## Your task
Leaving out the pictures, output the lines from the one that contains "Read all visible content and emit it as JSON." through the end of the material, exactly as they stand.

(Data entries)

◇ ◇ ◇ ◇

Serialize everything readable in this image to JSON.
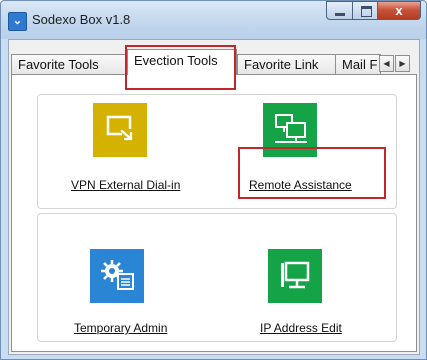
{
  "window": {
    "title": "Sodexo Box v1.8",
    "close_glyph": "x"
  },
  "tabs": [
    {
      "label": "Favorite Tools",
      "active": false
    },
    {
      "label": "Evection Tools",
      "active": true
    },
    {
      "label": "Favorite Link",
      "active": false
    },
    {
      "label": "Mail F",
      "active": false
    }
  ],
  "tab_scroll": {
    "left_glyph": "◀",
    "right_glyph": "▶"
  },
  "tools": [
    {
      "label": "VPN External Dial-in",
      "icon": "vpn-dialin-icon",
      "color": "#d6b200"
    },
    {
      "label": "Remote Assistance",
      "icon": "remote-assistance-icon",
      "color": "#14a347"
    },
    {
      "label": "Temporary Admin",
      "icon": "admin-settings-icon",
      "color": "#2a85d5"
    },
    {
      "label": "IP Address Edit",
      "icon": "ip-monitor-icon",
      "color": "#14a347"
    }
  ],
  "colors": {
    "highlight": "#c0262c"
  }
}
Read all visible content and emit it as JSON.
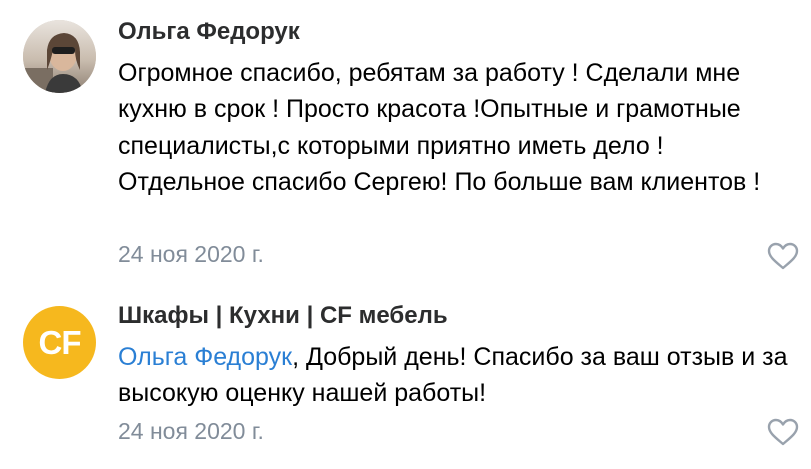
{
  "comments": [
    {
      "author": "Ольга Федорук",
      "text": "Огромное спасибо, ребятам за работу ! Сделали мне кухню в срок ! Просто красота !Опытные и грамотные специалисты,с которыми приятно иметь дело ! Отдельное спасибо Сергею! По больше вам клиентов !",
      "date": "24 ноя 2020 г.",
      "avatar_icon": "user-photo-avatar",
      "like_icon": "heart-outline-icon"
    },
    {
      "author": "Шкафы | Кухни | CF мебель",
      "mention": "Ольга Федорук",
      "text": ", Добрый день! Спасибо за ваш отзыв и за высокую оценку нашей работы!",
      "date": "24 ноя 2020 г.",
      "avatar_text": "CF",
      "avatar_color": "#f6b81e",
      "like_icon": "heart-outline-icon"
    }
  ],
  "colors": {
    "mention": "#2a7fd4",
    "date": "#818c99",
    "like": "#99a2ad"
  }
}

◇ ◇ ◇ ◇

## Expected answer
Read all visible content and emit it as JSON.
{
  "comments": [
    {
      "author": "Ольга Федорук",
      "text": "Огромное спасибо, ребятам за работу ! Сделали мне кухню в срок ! Просто красота !Опытные и грамотные специалисты,с которыми приятно иметь дело ! Отдельное спасибо Сергею! По больше вам клиентов !",
      "date": "24 ноя 2020 г.",
      "avatar_icon": "user-photo-avatar",
      "like_icon": "heart-outline-icon"
    },
    {
      "author": "Шкафы | Кухни | CF мебель",
      "mention": "Ольга Федорук",
      "text": ", Добрый день! Спасибо за ваш отзыв и за высокую оценку нашей работы!",
      "date": "24 ноя 2020 г.",
      "avatar_text": "CF",
      "avatar_color": "#f6b81e",
      "like_icon": "heart-outline-icon"
    }
  ],
  "colors": {
    "mention": "#2a7fd4",
    "date": "#818c99",
    "like": "#99a2ad"
  }
}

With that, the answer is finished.